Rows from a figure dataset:
Start
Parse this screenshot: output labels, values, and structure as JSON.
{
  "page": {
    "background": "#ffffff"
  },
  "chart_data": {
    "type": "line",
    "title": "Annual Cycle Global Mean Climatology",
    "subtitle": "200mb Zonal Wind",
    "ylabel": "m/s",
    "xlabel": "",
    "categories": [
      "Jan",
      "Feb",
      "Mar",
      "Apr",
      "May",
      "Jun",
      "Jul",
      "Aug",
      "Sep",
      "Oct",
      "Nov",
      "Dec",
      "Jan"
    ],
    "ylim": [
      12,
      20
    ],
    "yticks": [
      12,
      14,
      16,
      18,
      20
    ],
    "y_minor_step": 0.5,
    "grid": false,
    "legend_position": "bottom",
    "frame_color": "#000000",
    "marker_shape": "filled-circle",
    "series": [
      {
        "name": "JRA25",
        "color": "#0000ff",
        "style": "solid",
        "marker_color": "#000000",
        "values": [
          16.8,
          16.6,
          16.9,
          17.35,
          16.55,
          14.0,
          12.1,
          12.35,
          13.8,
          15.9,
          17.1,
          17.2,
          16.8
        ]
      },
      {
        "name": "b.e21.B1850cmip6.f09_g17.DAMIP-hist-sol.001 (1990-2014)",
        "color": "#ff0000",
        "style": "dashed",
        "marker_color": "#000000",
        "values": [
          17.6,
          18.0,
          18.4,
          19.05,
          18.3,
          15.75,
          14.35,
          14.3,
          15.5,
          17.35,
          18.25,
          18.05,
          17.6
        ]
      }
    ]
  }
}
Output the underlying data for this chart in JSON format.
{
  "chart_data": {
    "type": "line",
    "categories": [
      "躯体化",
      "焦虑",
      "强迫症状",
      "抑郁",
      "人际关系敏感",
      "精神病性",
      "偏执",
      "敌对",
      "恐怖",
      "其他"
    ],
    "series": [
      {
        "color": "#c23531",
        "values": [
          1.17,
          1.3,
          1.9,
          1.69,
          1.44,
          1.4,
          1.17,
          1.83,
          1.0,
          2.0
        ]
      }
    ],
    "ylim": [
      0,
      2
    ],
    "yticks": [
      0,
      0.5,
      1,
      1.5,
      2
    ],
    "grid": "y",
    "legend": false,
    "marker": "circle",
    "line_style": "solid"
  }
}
End
* _Required work_
Return all the data above once more, precisely as given.

* _Correct answer_
Parse this screenshot: output labels, values, and structure as JSON.
{
  "page": {
    "background": "#ffffff"
  },
  "chart_data": {
    "type": "line",
    "title": "Annual Cycle Global Mean Climatology",
    "subtitle": "200mb Zonal Wind",
    "ylabel": "m/s",
    "xlabel": "",
    "categories": [
      "Jan",
      "Feb",
      "Mar",
      "Apr",
      "May",
      "Jun",
      "Jul",
      "Aug",
      "Sep",
      "Oct",
      "Nov",
      "Dec",
      "Jan"
    ],
    "ylim": [
      12,
      20
    ],
    "yticks": [
      12,
      14,
      16,
      18,
      20
    ],
    "y_minor_step": 0.5,
    "grid": false,
    "legend_position": "bottom",
    "frame_color": "#000000",
    "marker_shape": "filled-circle",
    "series": [
      {
        "name": "JRA25",
        "color": "#0000ff",
        "style": "solid",
        "marker_color": "#000000",
        "values": [
          16.8,
          16.6,
          16.9,
          17.35,
          16.55,
          14.0,
          12.1,
          12.35,
          13.8,
          15.9,
          17.1,
          17.2,
          16.8
        ]
      },
      {
        "name": "b.e21.B1850cmip6.f09_g17.DAMIP-hist-sol.001 (1990-2014)",
        "color": "#ff0000",
        "style": "dashed",
        "marker_color": "#000000",
        "values": [
          17.6,
          18.0,
          18.4,
          19.05,
          18.3,
          15.75,
          14.35,
          14.3,
          15.5,
          17.35,
          18.25,
          18.05,
          17.6
        ]
      }
    ]
  }
}
Output the underlying data for this chart in JSON format.
{
  "chart_data": {
    "type": "line",
    "categories": [
      "躯体化",
      "焦虑",
      "强迫症状",
      "抑郁",
      "人际关系敏感",
      "精神病性",
      "偏执",
      "敌对",
      "恐怖",
      "其他"
    ],
    "series": [
      {
        "color": "#c23531",
        "values": [
          1.17,
          1.3,
          1.9,
          1.69,
          1.44,
          1.4,
          1.17,
          1.83,
          1.0,
          2.0
        ]
      }
    ],
    "ylim": [
      0,
      2
    ],
    "yticks": [
      0,
      0.5,
      1,
      1.5,
      2
    ],
    "grid": "y",
    "legend": false,
    "marker": "circle",
    "line_style": "solid"
  }
}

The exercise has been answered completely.